====== RECORDS PROVIDED

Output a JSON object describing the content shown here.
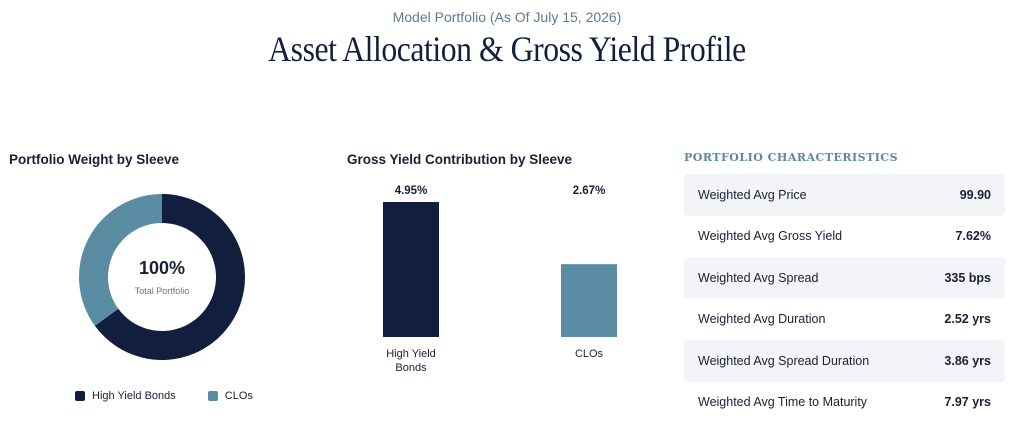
{
  "header": {
    "subtitle": "Model Portfolio (As Of July 15, 2026)",
    "title": "Asset Allocation & Gross Yield Profile"
  },
  "donut": {
    "title": "Portfolio Weight by Sleeve",
    "center_value": "100%",
    "center_label": "Total Portfolio",
    "legend": [
      {
        "label": "High Yield Bonds",
        "color": "#121e3d"
      },
      {
        "label": "CLOs",
        "color": "#5a8ca3"
      }
    ]
  },
  "bars": {
    "title": "Gross Yield Contribution by Sleeve"
  },
  "characteristics": {
    "heading": "PORTFOLIO CHARACTERISTICS",
    "rows": [
      {
        "label": "Weighted Avg Price",
        "value": "99.90"
      },
      {
        "label": "Weighted Avg Gross Yield",
        "value": "7.62%"
      },
      {
        "label": "Weighted Avg Spread",
        "value": "335 bps"
      },
      {
        "label": "Weighted Avg Duration",
        "value": "2.52 yrs"
      },
      {
        "label": "Weighted Avg Spread Duration",
        "value": "3.86 yrs"
      },
      {
        "label": "Weighted Avg Time to Maturity",
        "value": "7.97 yrs"
      }
    ]
  },
  "chart_data": [
    {
      "type": "pie",
      "title": "Portfolio Weight by Sleeve",
      "categories": [
        "High Yield Bonds",
        "CLOs"
      ],
      "values": [
        65,
        35
      ],
      "colors": [
        "#121e3d",
        "#5a8ca3"
      ],
      "legend": "bottom"
    },
    {
      "type": "bar",
      "title": "Gross Yield Contribution by Sleeve",
      "categories": [
        "High Yield Bonds",
        "CLOs"
      ],
      "values": [
        4.95,
        2.67
      ],
      "labels": [
        "4.95%",
        "2.67%"
      ],
      "colors": [
        "#121e3d",
        "#5a8ca3"
      ],
      "ylim": [
        0,
        4.95
      ]
    }
  ]
}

============

TASK STATEMENT
Output the records above exactly as they are, leaving out the pictures.

EXERCISE SOLUTION
Output a JSON object describing the content shown here.
{
  "header": {
    "subtitle": "Model Portfolio (As Of July 15, 2026)",
    "title": "Asset Allocation & Gross Yield Profile"
  },
  "donut": {
    "title": "Portfolio Weight by Sleeve",
    "center_value": "100%",
    "center_label": "Total Portfolio",
    "legend": [
      {
        "label": "High Yield Bonds",
        "color": "#121e3d"
      },
      {
        "label": "CLOs",
        "color": "#5a8ca3"
      }
    ]
  },
  "bars": {
    "title": "Gross Yield Contribution by Sleeve"
  },
  "characteristics": {
    "heading": "PORTFOLIO CHARACTERISTICS",
    "rows": [
      {
        "label": "Weighted Avg Price",
        "value": "99.90"
      },
      {
        "label": "Weighted Avg Gross Yield",
        "value": "7.62%"
      },
      {
        "label": "Weighted Avg Spread",
        "value": "335 bps"
      },
      {
        "label": "Weighted Avg Duration",
        "value": "2.52 yrs"
      },
      {
        "label": "Weighted Avg Spread Duration",
        "value": "3.86 yrs"
      },
      {
        "label": "Weighted Avg Time to Maturity",
        "value": "7.97 yrs"
      }
    ]
  },
  "chart_data": [
    {
      "type": "pie",
      "title": "Portfolio Weight by Sleeve",
      "categories": [
        "High Yield Bonds",
        "CLOs"
      ],
      "values": [
        65,
        35
      ],
      "colors": [
        "#121e3d",
        "#5a8ca3"
      ],
      "legend": "bottom"
    },
    {
      "type": "bar",
      "title": "Gross Yield Contribution by Sleeve",
      "categories": [
        "High Yield Bonds",
        "CLOs"
      ],
      "values": [
        4.95,
        2.67
      ],
      "labels": [
        "4.95%",
        "2.67%"
      ],
      "colors": [
        "#121e3d",
        "#5a8ca3"
      ],
      "ylim": [
        0,
        4.95
      ]
    }
  ]
}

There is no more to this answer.